_The problem_:
In the records below, find each line containing the word "traumatisme" and copy it.

[START OF Input material]

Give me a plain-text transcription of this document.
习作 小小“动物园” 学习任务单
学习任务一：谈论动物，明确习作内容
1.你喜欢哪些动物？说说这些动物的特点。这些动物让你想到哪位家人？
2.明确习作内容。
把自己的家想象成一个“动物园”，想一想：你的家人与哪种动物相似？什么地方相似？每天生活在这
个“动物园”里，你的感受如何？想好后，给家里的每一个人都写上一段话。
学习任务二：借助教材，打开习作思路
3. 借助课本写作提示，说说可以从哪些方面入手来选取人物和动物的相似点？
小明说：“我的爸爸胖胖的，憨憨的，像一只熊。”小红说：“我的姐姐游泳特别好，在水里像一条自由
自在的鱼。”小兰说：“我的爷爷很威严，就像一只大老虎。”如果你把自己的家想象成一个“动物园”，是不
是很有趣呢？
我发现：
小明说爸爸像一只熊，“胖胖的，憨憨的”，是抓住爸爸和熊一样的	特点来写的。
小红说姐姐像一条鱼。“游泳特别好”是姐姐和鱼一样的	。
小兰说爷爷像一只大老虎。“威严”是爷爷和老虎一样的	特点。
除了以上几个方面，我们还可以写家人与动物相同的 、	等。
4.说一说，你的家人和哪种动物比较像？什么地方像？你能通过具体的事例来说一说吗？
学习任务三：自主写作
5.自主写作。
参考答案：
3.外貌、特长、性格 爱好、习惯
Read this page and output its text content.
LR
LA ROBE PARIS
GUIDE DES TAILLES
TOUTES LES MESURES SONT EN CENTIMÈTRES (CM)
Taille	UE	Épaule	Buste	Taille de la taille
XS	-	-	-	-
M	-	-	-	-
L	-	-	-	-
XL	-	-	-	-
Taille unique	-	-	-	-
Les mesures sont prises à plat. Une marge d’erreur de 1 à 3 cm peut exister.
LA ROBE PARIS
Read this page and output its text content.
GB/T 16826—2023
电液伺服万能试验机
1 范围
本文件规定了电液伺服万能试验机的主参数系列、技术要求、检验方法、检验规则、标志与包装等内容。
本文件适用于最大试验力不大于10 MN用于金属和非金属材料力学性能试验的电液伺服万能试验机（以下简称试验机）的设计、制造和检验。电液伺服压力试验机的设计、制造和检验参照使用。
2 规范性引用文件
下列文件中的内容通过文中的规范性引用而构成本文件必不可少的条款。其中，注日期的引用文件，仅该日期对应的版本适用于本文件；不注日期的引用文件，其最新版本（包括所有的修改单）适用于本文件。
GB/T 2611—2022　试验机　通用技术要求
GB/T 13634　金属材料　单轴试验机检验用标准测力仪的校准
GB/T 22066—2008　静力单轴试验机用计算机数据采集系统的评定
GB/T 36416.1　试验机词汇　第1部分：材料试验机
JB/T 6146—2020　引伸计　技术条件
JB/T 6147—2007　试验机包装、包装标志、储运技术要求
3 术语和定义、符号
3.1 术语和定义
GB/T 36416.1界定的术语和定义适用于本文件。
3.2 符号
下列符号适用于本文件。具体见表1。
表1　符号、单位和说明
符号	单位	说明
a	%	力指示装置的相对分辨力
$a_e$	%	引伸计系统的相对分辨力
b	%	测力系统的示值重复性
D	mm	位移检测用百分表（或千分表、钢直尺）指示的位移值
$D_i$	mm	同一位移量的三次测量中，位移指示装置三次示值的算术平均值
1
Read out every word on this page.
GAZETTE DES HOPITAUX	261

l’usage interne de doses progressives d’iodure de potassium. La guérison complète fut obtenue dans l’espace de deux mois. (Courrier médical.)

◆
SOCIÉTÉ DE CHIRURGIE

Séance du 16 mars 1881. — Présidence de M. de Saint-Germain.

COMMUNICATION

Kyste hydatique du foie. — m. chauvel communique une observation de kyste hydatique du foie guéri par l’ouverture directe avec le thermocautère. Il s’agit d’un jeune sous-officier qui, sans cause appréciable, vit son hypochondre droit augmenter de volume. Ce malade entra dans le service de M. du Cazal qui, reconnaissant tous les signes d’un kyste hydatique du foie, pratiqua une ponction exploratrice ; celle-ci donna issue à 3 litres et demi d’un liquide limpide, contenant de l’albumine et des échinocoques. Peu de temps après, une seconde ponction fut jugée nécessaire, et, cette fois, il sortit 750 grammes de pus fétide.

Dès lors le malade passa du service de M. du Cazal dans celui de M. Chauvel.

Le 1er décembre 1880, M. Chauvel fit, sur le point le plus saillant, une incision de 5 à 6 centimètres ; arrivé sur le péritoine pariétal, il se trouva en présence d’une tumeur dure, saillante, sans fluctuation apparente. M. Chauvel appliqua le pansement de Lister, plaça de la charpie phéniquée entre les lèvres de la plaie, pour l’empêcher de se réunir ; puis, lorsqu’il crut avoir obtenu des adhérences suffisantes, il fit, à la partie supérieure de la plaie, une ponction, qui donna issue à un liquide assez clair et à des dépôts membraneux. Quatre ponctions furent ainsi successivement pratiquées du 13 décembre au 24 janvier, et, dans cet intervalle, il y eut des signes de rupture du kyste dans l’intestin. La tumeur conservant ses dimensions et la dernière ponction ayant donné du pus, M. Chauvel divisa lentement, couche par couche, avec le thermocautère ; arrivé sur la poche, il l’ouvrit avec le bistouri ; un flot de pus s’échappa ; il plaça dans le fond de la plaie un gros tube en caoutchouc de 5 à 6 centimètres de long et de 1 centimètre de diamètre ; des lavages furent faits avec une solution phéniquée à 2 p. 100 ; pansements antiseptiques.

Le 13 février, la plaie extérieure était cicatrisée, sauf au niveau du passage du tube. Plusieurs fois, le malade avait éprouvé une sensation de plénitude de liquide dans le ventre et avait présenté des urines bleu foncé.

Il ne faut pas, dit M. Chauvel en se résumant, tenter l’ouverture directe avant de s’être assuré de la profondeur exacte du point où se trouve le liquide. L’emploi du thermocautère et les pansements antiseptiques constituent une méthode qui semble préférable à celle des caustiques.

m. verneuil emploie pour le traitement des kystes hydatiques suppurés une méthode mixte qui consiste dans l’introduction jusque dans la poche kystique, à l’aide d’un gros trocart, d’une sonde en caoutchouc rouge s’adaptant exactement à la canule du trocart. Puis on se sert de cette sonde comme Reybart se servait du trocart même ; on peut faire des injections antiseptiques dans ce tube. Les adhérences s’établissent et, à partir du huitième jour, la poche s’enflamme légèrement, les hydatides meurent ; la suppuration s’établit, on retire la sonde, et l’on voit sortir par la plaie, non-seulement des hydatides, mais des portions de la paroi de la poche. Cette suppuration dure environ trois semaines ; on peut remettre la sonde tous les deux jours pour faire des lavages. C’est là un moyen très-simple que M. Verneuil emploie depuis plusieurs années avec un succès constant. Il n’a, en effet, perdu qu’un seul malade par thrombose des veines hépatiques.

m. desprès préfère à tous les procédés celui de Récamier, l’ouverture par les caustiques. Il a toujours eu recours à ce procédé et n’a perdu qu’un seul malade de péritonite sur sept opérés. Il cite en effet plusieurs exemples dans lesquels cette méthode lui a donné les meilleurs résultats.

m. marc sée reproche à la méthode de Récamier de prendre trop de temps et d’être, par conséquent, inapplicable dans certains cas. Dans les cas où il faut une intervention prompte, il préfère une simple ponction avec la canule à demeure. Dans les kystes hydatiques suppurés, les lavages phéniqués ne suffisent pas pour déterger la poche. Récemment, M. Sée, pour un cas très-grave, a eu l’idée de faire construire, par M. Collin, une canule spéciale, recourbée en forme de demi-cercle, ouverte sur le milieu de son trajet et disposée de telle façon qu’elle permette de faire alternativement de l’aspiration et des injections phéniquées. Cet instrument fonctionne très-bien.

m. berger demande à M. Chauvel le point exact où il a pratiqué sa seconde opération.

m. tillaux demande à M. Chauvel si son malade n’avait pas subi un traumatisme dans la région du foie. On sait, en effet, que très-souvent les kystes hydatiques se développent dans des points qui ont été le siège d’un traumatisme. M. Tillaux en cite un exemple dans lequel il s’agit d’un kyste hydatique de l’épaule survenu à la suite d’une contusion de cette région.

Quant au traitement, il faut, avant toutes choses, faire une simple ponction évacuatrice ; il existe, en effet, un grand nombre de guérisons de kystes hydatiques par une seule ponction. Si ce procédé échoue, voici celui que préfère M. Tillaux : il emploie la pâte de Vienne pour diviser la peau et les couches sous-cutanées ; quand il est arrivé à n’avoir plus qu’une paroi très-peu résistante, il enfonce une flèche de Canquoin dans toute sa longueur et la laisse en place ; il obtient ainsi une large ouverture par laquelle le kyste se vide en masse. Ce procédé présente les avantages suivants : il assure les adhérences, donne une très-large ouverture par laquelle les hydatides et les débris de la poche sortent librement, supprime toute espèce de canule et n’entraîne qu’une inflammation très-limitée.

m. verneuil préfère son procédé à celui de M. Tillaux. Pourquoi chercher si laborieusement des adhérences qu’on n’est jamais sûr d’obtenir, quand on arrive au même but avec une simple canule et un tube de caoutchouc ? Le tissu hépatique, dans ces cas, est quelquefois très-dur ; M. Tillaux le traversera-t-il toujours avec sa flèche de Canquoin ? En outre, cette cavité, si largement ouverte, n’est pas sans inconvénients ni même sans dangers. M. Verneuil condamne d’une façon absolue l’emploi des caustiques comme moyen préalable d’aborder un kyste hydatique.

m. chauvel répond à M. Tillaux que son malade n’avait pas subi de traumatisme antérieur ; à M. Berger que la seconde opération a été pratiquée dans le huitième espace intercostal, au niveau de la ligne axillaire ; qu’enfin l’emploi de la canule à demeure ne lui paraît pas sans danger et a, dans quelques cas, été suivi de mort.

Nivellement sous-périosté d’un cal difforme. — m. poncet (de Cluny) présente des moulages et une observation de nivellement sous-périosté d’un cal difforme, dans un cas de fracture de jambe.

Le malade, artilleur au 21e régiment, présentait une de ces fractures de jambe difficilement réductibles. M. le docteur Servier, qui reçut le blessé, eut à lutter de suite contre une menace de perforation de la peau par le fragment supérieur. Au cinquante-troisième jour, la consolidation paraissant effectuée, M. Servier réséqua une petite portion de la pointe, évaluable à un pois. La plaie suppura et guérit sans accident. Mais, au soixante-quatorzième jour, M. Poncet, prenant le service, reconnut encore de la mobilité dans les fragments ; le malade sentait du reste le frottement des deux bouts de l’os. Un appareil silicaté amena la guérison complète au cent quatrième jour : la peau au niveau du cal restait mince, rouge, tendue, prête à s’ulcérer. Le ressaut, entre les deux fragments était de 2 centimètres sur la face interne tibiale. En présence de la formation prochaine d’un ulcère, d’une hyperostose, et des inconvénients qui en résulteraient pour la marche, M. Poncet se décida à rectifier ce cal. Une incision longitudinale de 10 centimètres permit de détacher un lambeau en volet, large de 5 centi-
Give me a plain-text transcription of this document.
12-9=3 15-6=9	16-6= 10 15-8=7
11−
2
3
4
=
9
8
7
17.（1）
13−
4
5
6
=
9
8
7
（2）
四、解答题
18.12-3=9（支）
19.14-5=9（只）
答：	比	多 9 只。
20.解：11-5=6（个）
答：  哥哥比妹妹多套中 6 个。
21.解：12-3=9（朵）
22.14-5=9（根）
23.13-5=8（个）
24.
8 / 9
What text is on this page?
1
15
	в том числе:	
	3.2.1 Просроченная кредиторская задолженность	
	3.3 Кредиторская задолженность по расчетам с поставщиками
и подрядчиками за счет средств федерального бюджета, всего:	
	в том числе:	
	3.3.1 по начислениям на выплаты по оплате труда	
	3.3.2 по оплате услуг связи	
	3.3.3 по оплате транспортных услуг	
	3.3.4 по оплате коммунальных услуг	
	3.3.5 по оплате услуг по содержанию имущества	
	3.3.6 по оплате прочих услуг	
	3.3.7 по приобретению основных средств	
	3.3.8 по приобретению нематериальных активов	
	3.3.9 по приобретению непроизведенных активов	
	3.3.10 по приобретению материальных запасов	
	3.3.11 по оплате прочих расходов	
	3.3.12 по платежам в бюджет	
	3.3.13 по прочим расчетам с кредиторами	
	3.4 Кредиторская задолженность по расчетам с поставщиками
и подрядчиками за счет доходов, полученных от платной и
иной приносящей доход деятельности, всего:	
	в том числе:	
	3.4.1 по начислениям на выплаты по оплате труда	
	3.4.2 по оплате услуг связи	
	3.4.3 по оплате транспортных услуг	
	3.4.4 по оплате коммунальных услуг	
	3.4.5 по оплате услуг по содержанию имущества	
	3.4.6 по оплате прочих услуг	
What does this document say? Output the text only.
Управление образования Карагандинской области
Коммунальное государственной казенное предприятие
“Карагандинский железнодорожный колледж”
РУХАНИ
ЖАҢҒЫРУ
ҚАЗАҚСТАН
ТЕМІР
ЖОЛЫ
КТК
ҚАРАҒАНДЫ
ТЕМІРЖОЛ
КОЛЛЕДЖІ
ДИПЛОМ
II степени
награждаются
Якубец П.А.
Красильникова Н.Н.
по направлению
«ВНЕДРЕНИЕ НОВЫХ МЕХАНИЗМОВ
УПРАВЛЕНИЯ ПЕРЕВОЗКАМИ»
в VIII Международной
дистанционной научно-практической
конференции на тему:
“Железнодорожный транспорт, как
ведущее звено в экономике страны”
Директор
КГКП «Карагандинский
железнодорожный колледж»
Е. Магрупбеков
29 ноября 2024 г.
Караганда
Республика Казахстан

[END OF Input material]

_Completed task_:
m. tillaux demande à M. Chauvel si son malade n’avait pas subi un traumatisme dans la région du foie. On sait, en effet, que très-souvent les kystes hydatiques se développent dans des points qui ont été le siège d’un traumatisme. M. Tillaux en cite un exemple dans lequel il s’agit d’un kyste hydatique de l’épaule survenu à la suite d’une contusion de cette région.
m. chauvel répond à M. Tillaux que son malade n’avait pas subi de traumatisme antérieur ; à M. Berger que la seconde opération a été pratiquée dans le huitième espace intercostal, au niveau de la ligne axillaire ; qu’enfin l’emploi de la canule à demeure ne lui paraît pas sans danger et a, dans quelques cas, été suivi de mort.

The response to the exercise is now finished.